____ RECORDS SHOWN

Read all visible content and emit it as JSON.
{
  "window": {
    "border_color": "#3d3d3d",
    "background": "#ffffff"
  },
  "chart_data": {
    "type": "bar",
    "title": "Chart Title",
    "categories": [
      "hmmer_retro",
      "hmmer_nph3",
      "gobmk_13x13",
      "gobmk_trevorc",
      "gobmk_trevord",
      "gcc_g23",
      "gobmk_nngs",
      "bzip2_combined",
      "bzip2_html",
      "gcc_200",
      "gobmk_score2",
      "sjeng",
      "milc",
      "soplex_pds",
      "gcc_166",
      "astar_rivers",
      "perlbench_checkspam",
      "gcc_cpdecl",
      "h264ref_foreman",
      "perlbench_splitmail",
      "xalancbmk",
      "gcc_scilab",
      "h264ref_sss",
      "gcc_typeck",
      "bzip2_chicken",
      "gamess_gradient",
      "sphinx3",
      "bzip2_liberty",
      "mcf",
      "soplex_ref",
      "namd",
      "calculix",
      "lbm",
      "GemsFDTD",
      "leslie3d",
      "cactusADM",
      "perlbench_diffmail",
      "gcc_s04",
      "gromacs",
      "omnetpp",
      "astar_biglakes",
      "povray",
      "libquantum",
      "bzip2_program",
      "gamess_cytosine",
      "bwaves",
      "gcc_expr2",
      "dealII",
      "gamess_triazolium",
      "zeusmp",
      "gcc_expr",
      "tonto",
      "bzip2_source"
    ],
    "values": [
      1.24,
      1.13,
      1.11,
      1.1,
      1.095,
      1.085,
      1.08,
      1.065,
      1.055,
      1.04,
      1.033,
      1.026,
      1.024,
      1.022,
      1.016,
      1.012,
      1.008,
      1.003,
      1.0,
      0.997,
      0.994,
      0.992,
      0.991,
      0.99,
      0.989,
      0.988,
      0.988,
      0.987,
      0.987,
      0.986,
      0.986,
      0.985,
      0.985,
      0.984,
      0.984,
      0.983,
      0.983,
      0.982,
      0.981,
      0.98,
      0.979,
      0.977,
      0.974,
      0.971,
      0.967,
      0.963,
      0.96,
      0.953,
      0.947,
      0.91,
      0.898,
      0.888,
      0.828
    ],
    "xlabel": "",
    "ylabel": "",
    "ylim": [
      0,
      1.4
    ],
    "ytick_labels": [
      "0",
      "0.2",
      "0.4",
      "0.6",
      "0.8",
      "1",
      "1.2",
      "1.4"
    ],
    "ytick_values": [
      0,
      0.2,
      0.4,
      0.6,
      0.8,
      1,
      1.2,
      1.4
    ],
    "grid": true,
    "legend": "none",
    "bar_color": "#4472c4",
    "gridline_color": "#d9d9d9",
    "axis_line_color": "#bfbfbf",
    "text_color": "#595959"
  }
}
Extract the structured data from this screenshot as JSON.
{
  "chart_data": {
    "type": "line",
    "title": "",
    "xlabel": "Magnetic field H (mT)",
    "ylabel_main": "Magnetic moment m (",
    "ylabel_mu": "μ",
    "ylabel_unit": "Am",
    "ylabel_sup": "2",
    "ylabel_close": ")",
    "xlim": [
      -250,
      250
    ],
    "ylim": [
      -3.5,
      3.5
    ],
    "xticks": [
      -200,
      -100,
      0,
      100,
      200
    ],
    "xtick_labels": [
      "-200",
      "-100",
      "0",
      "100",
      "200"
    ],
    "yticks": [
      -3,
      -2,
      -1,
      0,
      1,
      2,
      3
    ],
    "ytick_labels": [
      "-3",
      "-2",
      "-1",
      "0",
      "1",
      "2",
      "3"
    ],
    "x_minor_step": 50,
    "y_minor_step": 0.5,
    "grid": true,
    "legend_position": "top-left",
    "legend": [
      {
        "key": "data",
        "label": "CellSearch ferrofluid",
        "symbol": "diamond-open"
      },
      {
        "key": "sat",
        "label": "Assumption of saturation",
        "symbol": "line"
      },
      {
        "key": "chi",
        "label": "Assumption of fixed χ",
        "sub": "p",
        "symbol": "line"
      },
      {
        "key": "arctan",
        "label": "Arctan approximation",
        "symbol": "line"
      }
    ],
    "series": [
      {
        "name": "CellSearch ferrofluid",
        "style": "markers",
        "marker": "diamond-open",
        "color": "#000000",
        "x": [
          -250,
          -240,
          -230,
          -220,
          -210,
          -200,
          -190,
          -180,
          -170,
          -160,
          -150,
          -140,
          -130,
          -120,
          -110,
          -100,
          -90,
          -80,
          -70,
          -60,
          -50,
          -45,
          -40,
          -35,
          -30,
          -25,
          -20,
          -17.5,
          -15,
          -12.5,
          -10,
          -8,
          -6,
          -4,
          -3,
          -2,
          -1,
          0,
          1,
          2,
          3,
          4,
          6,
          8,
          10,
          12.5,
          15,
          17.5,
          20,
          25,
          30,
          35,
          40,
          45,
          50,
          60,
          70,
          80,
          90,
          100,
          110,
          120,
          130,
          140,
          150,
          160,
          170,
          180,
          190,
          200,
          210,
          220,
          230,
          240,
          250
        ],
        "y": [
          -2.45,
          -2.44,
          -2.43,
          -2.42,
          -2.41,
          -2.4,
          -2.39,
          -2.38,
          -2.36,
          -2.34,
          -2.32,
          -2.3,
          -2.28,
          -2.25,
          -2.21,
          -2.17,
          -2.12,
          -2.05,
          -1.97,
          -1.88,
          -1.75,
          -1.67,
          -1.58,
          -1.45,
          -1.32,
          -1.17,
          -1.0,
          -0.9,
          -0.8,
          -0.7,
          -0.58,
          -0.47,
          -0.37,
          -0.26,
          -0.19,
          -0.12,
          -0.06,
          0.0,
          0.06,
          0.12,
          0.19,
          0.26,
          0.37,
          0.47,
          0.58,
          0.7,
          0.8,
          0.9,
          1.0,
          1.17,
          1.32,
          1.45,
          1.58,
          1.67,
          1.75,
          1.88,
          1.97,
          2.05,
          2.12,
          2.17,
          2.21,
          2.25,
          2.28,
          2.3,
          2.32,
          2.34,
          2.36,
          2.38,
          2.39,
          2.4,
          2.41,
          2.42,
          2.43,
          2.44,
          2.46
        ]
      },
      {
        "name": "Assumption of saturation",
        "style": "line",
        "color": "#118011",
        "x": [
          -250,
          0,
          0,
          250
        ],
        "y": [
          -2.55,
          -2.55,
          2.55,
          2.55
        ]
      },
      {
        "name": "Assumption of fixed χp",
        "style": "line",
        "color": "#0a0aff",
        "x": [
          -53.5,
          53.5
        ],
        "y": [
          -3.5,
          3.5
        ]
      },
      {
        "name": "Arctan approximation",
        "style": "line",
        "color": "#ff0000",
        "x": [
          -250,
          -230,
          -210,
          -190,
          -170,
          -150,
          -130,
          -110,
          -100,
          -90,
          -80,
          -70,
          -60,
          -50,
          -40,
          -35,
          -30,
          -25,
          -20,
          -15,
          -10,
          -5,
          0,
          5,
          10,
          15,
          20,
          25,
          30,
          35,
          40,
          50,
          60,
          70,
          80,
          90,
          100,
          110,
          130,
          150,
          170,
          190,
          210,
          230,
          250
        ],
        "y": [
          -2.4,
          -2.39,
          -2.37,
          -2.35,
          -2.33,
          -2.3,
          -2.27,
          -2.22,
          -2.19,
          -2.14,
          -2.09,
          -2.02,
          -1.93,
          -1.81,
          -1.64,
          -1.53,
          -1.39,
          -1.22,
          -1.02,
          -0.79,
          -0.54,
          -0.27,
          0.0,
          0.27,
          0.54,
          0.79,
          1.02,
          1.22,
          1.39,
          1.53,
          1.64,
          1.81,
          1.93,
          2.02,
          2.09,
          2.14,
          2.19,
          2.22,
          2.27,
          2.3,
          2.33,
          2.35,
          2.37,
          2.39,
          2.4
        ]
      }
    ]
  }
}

________

— PROBLEM STATEMENT —
Repeat the data in its entirety, character for character.

— EXPECTED ANSWER —
Read all visible content and emit it as JSON.
{
  "window": {
    "border_color": "#3d3d3d",
    "background": "#ffffff"
  },
  "chart_data": {
    "type": "bar",
    "title": "Chart Title",
    "categories": [
      "hmmer_retro",
      "hmmer_nph3",
      "gobmk_13x13",
      "gobmk_trevorc",
      "gobmk_trevord",
      "gcc_g23",
      "gobmk_nngs",
      "bzip2_combined",
      "bzip2_html",
      "gcc_200",
      "gobmk_score2",
      "sjeng",
      "milc",
      "soplex_pds",
      "gcc_166",
      "astar_rivers",
      "perlbench_checkspam",
      "gcc_cpdecl",
      "h264ref_foreman",
      "perlbench_splitmail",
      "xalancbmk",
      "gcc_scilab",
      "h264ref_sss",
      "gcc_typeck",
      "bzip2_chicken",
      "gamess_gradient",
      "sphinx3",
      "bzip2_liberty",
      "mcf",
      "soplex_ref",
      "namd",
      "calculix",
      "lbm",
      "GemsFDTD",
      "leslie3d",
      "cactusADM",
      "perlbench_diffmail",
      "gcc_s04",
      "gromacs",
      "omnetpp",
      "astar_biglakes",
      "povray",
      "libquantum",
      "bzip2_program",
      "gamess_cytosine",
      "bwaves",
      "gcc_expr2",
      "dealII",
      "gamess_triazolium",
      "zeusmp",
      "gcc_expr",
      "tonto",
      "bzip2_source"
    ],
    "values": [
      1.24,
      1.13,
      1.11,
      1.1,
      1.095,
      1.085,
      1.08,
      1.065,
      1.055,
      1.04,
      1.033,
      1.026,
      1.024,
      1.022,
      1.016,
      1.012,
      1.008,
      1.003,
      1.0,
      0.997,
      0.994,
      0.992,
      0.991,
      0.99,
      0.989,
      0.988,
      0.988,
      0.987,
      0.987,
      0.986,
      0.986,
      0.985,
      0.985,
      0.984,
      0.984,
      0.983,
      0.983,
      0.982,
      0.981,
      0.98,
      0.979,
      0.977,
      0.974,
      0.971,
      0.967,
      0.963,
      0.96,
      0.953,
      0.947,
      0.91,
      0.898,
      0.888,
      0.828
    ],
    "xlabel": "",
    "ylabel": "",
    "ylim": [
      0,
      1.4
    ],
    "ytick_labels": [
      "0",
      "0.2",
      "0.4",
      "0.6",
      "0.8",
      "1",
      "1.2",
      "1.4"
    ],
    "ytick_values": [
      0,
      0.2,
      0.4,
      0.6,
      0.8,
      1,
      1.2,
      1.4
    ],
    "grid": true,
    "legend": "none",
    "bar_color": "#4472c4",
    "gridline_color": "#d9d9d9",
    "axis_line_color": "#bfbfbf",
    "text_color": "#595959"
  }
}
Extract the structured data from this screenshot as JSON.
{
  "chart_data": {
    "type": "line",
    "title": "",
    "xlabel": "Magnetic field H (mT)",
    "ylabel_main": "Magnetic moment m (",
    "ylabel_mu": "μ",
    "ylabel_unit": "Am",
    "ylabel_sup": "2",
    "ylabel_close": ")",
    "xlim": [
      -250,
      250
    ],
    "ylim": [
      -3.5,
      3.5
    ],
    "xticks": [
      -200,
      -100,
      0,
      100,
      200
    ],
    "xtick_labels": [
      "-200",
      "-100",
      "0",
      "100",
      "200"
    ],
    "yticks": [
      -3,
      -2,
      -1,
      0,
      1,
      2,
      3
    ],
    "ytick_labels": [
      "-3",
      "-2",
      "-1",
      "0",
      "1",
      "2",
      "3"
    ],
    "x_minor_step": 50,
    "y_minor_step": 0.5,
    "grid": true,
    "legend_position": "top-left",
    "legend": [
      {
        "key": "data",
        "label": "CellSearch ferrofluid",
        "symbol": "diamond-open"
      },
      {
        "key": "sat",
        "label": "Assumption of saturation",
        "symbol": "line"
      },
      {
        "key": "chi",
        "label": "Assumption of fixed χ",
        "sub": "p",
        "symbol": "line"
      },
      {
        "key": "arctan",
        "label": "Arctan approximation",
        "symbol": "line"
      }
    ],
    "series": [
      {
        "name": "CellSearch ferrofluid",
        "style": "markers",
        "marker": "diamond-open",
        "color": "#000000",
        "x": [
          -250,
          -240,
          -230,
          -220,
          -210,
          -200,
          -190,
          -180,
          -170,
          -160,
          -150,
          -140,
          -130,
          -120,
          -110,
          -100,
          -90,
          -80,
          -70,
          -60,
          -50,
          -45,
          -40,
          -35,
          -30,
          -25,
          -20,
          -17.5,
          -15,
          -12.5,
          -10,
          -8,
          -6,
          -4,
          -3,
          -2,
          -1,
          0,
          1,
          2,
          3,
          4,
          6,
          8,
          10,
          12.5,
          15,
          17.5,
          20,
          25,
          30,
          35,
          40,
          45,
          50,
          60,
          70,
          80,
          90,
          100,
          110,
          120,
          130,
          140,
          150,
          160,
          170,
          180,
          190,
          200,
          210,
          220,
          230,
          240,
          250
        ],
        "y": [
          -2.45,
          -2.44,
          -2.43,
          -2.42,
          -2.41,
          -2.4,
          -2.39,
          -2.38,
          -2.36,
          -2.34,
          -2.32,
          -2.3,
          -2.28,
          -2.25,
          -2.21,
          -2.17,
          -2.12,
          -2.05,
          -1.97,
          -1.88,
          -1.75,
          -1.67,
          -1.58,
          -1.45,
          -1.32,
          -1.17,
          -1.0,
          -0.9,
          -0.8,
          -0.7,
          -0.58,
          -0.47,
          -0.37,
          -0.26,
          -0.19,
          -0.12,
          -0.06,
          0.0,
          0.06,
          0.12,
          0.19,
          0.26,
          0.37,
          0.47,
          0.58,
          0.7,
          0.8,
          0.9,
          1.0,
          1.17,
          1.32,
          1.45,
          1.58,
          1.67,
          1.75,
          1.88,
          1.97,
          2.05,
          2.12,
          2.17,
          2.21,
          2.25,
          2.28,
          2.3,
          2.32,
          2.34,
          2.36,
          2.38,
          2.39,
          2.4,
          2.41,
          2.42,
          2.43,
          2.44,
          2.46
        ]
      },
      {
        "name": "Assumption of saturation",
        "style": "line",
        "color": "#118011",
        "x": [
          -250,
          0,
          0,
          250
        ],
        "y": [
          -2.55,
          -2.55,
          2.55,
          2.55
        ]
      },
      {
        "name": "Assumption of fixed χp",
        "style": "line",
        "color": "#0a0aff",
        "x": [
          -53.5,
          53.5
        ],
        "y": [
          -3.5,
          3.5
        ]
      },
      {
        "name": "Arctan approximation",
        "style": "line",
        "color": "#ff0000",
        "x": [
          -250,
          -230,
          -210,
          -190,
          -170,
          -150,
          -130,
          -110,
          -100,
          -90,
          -80,
          -70,
          -60,
          -50,
          -40,
          -35,
          -30,
          -25,
          -20,
          -15,
          -10,
          -5,
          0,
          5,
          10,
          15,
          20,
          25,
          30,
          35,
          40,
          50,
          60,
          70,
          80,
          90,
          100,
          110,
          130,
          150,
          170,
          190,
          210,
          230,
          250
        ],
        "y": [
          -2.4,
          -2.39,
          -2.37,
          -2.35,
          -2.33,
          -2.3,
          -2.27,
          -2.22,
          -2.19,
          -2.14,
          -2.09,
          -2.02,
          -1.93,
          -1.81,
          -1.64,
          -1.53,
          -1.39,
          -1.22,
          -1.02,
          -0.79,
          -0.54,
          -0.27,
          0.0,
          0.27,
          0.54,
          0.79,
          1.02,
          1.22,
          1.39,
          1.53,
          1.64,
          1.81,
          1.93,
          2.02,
          2.09,
          2.14,
          2.19,
          2.22,
          2.27,
          2.3,
          2.33,
          2.35,
          2.37,
          2.39,
          2.4
        ]
      }
    ]
  }
}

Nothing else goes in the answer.